WORK TO COMPLETE:
Gather up the lines with the word "JSON" in them.

GIVEN ENTRIES:
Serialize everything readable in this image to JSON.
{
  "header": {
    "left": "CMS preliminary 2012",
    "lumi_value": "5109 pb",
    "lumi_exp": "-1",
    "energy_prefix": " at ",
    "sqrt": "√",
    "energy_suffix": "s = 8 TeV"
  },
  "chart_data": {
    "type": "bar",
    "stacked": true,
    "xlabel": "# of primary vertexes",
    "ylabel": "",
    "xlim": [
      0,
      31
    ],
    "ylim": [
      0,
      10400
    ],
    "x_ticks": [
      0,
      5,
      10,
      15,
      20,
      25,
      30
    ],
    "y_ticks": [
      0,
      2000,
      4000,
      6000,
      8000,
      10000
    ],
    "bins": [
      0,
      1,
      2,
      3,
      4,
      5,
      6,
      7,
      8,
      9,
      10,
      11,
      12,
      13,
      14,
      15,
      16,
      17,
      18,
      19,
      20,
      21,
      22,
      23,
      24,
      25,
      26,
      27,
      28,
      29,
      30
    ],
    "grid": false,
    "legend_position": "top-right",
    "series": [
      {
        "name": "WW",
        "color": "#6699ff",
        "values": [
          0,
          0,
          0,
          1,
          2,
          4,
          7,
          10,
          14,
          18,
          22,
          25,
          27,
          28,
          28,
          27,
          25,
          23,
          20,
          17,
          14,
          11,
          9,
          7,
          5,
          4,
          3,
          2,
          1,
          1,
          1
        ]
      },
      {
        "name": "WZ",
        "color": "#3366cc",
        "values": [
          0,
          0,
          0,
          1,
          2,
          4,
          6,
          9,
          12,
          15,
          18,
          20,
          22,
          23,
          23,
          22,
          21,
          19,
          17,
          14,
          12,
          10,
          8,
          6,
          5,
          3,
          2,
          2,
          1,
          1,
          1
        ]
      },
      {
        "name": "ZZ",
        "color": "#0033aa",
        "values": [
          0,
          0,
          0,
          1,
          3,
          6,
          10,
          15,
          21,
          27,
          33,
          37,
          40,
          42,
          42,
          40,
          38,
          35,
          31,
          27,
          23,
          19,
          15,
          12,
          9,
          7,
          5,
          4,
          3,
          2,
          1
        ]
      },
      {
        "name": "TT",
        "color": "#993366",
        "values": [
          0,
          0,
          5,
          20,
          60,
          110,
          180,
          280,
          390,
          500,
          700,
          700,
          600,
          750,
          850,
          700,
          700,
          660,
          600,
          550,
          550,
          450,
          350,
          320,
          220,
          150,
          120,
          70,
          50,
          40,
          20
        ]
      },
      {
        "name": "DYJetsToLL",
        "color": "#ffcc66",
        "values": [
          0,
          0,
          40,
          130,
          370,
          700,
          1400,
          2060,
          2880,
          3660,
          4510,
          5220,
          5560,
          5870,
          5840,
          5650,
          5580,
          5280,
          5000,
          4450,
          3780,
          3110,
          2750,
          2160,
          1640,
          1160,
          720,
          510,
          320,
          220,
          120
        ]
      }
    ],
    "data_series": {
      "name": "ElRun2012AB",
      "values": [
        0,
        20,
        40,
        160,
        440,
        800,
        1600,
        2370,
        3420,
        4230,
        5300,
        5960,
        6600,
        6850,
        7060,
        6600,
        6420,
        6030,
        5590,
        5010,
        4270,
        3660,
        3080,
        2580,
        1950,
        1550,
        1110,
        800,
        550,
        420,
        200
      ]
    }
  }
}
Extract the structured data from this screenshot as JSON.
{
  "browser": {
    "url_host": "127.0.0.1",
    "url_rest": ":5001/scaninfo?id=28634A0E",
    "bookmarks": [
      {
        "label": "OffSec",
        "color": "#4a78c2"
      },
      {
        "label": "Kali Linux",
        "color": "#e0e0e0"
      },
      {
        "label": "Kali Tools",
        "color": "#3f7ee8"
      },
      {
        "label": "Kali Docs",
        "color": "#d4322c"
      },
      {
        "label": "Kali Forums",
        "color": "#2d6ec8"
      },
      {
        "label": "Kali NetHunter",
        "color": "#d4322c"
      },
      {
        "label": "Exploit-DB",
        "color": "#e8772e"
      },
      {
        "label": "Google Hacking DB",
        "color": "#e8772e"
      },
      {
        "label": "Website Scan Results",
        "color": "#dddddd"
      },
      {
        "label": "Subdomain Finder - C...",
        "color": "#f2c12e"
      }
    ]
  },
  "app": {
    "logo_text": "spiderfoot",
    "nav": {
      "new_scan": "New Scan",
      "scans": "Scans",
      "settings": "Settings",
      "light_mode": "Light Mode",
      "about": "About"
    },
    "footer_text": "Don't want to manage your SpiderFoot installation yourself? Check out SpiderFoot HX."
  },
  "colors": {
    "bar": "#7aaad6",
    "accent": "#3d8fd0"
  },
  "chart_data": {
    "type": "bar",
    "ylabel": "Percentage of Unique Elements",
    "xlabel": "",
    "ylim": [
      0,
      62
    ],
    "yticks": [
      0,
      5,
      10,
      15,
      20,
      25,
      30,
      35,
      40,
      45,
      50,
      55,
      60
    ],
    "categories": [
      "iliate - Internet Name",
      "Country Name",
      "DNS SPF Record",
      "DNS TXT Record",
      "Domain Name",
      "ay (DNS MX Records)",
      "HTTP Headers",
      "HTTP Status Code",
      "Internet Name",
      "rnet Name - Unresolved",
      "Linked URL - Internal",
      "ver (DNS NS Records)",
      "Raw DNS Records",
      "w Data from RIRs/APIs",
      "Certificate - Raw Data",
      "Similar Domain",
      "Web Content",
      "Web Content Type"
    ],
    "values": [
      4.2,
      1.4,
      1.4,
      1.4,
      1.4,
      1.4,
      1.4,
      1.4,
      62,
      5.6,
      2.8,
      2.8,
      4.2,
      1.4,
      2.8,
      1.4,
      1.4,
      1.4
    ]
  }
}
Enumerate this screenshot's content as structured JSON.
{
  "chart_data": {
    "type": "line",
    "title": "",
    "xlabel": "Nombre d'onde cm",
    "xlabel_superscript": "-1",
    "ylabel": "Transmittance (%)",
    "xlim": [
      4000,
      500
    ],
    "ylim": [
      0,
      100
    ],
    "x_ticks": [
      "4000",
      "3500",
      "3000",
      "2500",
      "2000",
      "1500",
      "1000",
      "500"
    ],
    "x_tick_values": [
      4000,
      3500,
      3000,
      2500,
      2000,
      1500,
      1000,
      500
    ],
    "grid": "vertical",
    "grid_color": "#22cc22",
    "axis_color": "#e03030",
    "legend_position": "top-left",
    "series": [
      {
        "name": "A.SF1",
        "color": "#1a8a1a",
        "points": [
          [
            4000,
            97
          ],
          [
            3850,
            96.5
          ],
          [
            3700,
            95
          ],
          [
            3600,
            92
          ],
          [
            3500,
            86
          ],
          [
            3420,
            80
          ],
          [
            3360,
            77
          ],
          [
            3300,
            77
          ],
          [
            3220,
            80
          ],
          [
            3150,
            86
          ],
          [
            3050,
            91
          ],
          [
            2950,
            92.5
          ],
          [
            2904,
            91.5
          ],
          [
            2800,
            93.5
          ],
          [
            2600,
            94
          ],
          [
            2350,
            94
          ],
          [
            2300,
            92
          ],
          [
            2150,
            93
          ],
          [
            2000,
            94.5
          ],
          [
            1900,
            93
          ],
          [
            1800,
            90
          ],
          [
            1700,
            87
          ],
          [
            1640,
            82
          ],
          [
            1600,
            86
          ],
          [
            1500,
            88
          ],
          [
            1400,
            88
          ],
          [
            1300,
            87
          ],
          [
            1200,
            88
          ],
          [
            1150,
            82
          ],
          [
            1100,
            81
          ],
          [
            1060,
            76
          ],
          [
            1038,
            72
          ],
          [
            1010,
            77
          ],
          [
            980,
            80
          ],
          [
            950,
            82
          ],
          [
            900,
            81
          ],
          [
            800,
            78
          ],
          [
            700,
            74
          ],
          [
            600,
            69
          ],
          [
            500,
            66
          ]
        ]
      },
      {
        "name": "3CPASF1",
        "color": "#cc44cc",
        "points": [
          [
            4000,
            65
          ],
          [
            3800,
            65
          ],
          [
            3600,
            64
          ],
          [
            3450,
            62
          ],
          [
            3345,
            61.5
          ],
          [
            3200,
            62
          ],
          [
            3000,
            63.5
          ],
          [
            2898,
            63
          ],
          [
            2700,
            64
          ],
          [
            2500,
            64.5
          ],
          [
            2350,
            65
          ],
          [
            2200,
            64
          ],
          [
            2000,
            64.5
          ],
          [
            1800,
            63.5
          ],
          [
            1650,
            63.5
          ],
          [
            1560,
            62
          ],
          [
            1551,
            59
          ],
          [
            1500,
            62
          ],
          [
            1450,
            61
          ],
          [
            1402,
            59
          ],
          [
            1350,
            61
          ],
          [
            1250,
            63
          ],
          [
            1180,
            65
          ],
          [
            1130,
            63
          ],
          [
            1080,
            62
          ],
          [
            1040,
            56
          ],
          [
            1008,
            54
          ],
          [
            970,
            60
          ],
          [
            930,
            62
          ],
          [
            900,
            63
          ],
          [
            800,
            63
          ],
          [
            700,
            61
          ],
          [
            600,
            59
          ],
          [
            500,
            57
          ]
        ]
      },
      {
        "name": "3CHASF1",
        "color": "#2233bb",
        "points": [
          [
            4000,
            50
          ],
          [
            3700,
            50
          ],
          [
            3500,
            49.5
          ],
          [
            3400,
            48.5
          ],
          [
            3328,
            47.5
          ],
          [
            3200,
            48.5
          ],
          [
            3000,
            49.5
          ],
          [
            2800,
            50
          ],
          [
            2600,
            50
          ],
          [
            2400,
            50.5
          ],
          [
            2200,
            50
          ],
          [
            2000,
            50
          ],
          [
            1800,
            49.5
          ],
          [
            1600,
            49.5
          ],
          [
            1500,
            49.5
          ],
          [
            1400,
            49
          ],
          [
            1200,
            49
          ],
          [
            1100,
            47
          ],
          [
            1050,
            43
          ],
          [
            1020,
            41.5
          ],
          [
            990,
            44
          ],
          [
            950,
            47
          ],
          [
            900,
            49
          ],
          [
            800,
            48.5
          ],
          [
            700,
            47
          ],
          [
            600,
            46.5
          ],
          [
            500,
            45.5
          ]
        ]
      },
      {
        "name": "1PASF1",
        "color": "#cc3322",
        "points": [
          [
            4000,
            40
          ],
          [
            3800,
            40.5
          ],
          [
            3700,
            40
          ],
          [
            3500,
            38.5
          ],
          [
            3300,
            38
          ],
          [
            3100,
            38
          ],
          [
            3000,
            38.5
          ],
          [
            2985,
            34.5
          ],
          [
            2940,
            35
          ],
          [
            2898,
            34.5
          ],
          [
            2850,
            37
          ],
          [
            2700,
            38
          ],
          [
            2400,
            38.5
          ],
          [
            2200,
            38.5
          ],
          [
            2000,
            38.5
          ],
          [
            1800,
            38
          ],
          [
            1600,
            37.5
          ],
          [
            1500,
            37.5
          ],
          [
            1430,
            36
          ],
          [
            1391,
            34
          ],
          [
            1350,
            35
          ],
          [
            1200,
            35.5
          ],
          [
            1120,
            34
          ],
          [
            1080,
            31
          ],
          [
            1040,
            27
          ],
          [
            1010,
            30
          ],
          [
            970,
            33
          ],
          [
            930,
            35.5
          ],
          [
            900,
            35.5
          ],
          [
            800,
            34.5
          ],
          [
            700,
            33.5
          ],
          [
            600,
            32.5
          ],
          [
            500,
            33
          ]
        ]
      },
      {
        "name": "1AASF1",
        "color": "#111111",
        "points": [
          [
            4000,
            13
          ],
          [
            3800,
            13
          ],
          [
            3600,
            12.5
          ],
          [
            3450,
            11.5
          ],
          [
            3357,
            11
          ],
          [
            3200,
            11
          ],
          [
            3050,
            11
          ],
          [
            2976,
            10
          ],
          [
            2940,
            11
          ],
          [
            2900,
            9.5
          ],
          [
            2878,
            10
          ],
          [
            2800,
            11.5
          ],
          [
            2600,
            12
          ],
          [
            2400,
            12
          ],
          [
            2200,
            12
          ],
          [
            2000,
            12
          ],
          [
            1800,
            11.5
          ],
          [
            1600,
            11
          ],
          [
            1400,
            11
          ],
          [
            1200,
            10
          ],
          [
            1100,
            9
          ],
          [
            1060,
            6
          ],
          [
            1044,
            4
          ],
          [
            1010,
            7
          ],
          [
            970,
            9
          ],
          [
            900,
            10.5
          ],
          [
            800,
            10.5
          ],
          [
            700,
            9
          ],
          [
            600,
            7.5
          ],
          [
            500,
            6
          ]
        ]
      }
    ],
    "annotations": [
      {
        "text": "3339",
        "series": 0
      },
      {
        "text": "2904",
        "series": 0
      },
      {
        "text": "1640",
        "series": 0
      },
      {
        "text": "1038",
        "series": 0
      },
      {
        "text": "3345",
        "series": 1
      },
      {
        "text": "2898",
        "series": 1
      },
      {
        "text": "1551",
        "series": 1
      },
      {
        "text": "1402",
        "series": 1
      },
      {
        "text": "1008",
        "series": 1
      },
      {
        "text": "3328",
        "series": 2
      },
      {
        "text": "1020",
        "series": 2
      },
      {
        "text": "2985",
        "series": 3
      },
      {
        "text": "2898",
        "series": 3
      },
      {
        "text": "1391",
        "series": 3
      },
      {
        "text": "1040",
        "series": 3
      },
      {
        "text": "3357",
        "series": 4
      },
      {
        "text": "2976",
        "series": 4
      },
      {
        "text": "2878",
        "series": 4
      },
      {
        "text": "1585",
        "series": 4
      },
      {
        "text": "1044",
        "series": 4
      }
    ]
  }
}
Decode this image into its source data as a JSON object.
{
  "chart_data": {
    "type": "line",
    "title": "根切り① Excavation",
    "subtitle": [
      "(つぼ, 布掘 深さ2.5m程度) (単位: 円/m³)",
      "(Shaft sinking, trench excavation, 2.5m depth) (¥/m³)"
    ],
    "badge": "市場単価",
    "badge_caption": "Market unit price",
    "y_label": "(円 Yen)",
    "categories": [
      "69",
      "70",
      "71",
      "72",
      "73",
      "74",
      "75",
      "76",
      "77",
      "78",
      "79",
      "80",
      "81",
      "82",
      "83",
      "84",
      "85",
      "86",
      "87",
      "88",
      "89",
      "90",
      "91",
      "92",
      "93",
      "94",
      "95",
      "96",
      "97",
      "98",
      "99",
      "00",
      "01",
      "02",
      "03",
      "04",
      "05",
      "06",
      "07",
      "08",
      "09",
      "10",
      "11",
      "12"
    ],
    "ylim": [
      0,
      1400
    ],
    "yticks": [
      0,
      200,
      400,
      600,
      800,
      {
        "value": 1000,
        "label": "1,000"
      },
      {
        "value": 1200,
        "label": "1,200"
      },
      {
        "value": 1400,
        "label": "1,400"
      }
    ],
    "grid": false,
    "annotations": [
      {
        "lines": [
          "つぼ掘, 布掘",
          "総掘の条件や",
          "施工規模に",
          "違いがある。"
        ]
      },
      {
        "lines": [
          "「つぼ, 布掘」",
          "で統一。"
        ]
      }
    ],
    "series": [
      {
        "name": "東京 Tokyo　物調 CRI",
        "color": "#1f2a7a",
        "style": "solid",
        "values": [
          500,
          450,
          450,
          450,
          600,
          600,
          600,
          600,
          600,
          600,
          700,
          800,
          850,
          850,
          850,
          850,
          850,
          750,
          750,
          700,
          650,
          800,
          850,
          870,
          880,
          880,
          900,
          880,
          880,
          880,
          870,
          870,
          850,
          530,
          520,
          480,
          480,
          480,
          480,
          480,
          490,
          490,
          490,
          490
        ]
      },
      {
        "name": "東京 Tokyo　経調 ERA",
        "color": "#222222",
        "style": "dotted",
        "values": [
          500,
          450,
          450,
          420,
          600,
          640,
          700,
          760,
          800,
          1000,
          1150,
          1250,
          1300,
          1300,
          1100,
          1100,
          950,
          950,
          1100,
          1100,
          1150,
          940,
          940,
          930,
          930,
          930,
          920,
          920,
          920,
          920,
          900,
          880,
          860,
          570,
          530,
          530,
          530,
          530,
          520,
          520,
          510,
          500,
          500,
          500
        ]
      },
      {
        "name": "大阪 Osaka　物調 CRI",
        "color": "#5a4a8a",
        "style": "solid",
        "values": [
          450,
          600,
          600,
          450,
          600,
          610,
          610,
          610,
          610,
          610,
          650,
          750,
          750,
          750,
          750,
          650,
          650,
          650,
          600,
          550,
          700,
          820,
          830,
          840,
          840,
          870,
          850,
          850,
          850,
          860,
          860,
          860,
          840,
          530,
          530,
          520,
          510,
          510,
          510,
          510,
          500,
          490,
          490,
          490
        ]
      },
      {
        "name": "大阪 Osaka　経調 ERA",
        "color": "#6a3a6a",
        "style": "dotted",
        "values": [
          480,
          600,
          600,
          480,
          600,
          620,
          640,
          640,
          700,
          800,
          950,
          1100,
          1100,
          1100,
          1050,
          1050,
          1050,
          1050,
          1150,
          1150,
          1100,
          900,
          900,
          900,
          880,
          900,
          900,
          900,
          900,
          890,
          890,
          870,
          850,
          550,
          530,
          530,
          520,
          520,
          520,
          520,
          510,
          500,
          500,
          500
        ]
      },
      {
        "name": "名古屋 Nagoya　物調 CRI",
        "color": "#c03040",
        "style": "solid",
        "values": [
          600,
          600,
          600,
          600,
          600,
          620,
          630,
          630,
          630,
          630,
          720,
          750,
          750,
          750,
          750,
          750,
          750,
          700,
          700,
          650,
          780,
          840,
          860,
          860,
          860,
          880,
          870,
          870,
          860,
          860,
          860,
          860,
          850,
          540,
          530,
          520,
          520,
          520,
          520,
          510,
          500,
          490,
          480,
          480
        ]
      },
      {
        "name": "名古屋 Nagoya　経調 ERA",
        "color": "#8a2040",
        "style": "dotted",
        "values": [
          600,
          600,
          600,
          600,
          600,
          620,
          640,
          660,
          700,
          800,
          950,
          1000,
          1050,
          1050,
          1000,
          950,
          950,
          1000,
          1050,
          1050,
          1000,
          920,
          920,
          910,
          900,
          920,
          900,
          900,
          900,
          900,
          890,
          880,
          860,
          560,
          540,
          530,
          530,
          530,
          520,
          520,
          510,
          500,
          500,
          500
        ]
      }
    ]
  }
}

EXERCISE SOLUTION:
Serialize everything readable in this image to JSON.
Extract the structured data from this screenshot as JSON.
Enumerate this screenshot's content as structured JSON.
Decode this image into its source data as a JSON object.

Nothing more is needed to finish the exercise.